— BEGIN Data excerpts —

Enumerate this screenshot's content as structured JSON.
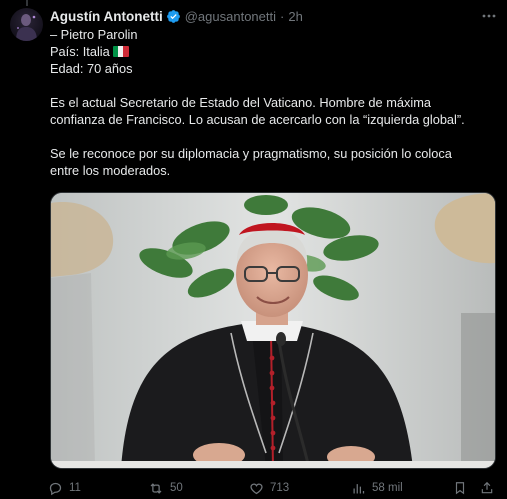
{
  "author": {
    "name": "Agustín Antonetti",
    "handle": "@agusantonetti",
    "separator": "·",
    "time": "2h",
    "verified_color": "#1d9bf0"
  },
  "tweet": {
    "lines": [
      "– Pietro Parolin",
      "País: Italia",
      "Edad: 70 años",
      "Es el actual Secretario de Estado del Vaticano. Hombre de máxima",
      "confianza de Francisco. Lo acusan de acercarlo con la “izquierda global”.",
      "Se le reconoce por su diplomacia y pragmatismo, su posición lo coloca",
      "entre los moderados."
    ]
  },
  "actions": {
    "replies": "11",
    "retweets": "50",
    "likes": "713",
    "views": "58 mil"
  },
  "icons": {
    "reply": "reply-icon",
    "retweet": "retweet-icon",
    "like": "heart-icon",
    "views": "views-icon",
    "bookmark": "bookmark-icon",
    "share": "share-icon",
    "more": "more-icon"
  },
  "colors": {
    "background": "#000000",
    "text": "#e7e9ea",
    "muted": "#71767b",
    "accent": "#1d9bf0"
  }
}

— END Data excerpts —

_What to do_. Leave out all images, then reproduce the entries above exactly.

_Answer to the exercise_.
Enumerate this screenshot's content as structured JSON.
{
  "author": {
    "name": "Agustín Antonetti",
    "handle": "@agusantonetti",
    "separator": "·",
    "time": "2h",
    "verified_color": "#1d9bf0"
  },
  "tweet": {
    "lines": [
      "– Pietro Parolin",
      "País: Italia",
      "Edad: 70 años",
      "Es el actual Secretario de Estado del Vaticano. Hombre de máxima",
      "confianza de Francisco. Lo acusan de acercarlo con la “izquierda global”.",
      "Se le reconoce por su diplomacia y pragmatismo, su posición lo coloca",
      "entre los moderados."
    ]
  },
  "actions": {
    "replies": "11",
    "retweets": "50",
    "likes": "713",
    "views": "58 mil"
  },
  "icons": {
    "reply": "reply-icon",
    "retweet": "retweet-icon",
    "like": "heart-icon",
    "views": "views-icon",
    "bookmark": "bookmark-icon",
    "share": "share-icon",
    "more": "more-icon"
  },
  "colors": {
    "background": "#000000",
    "text": "#e7e9ea",
    "muted": "#71767b",
    "accent": "#1d9bf0"
  }
}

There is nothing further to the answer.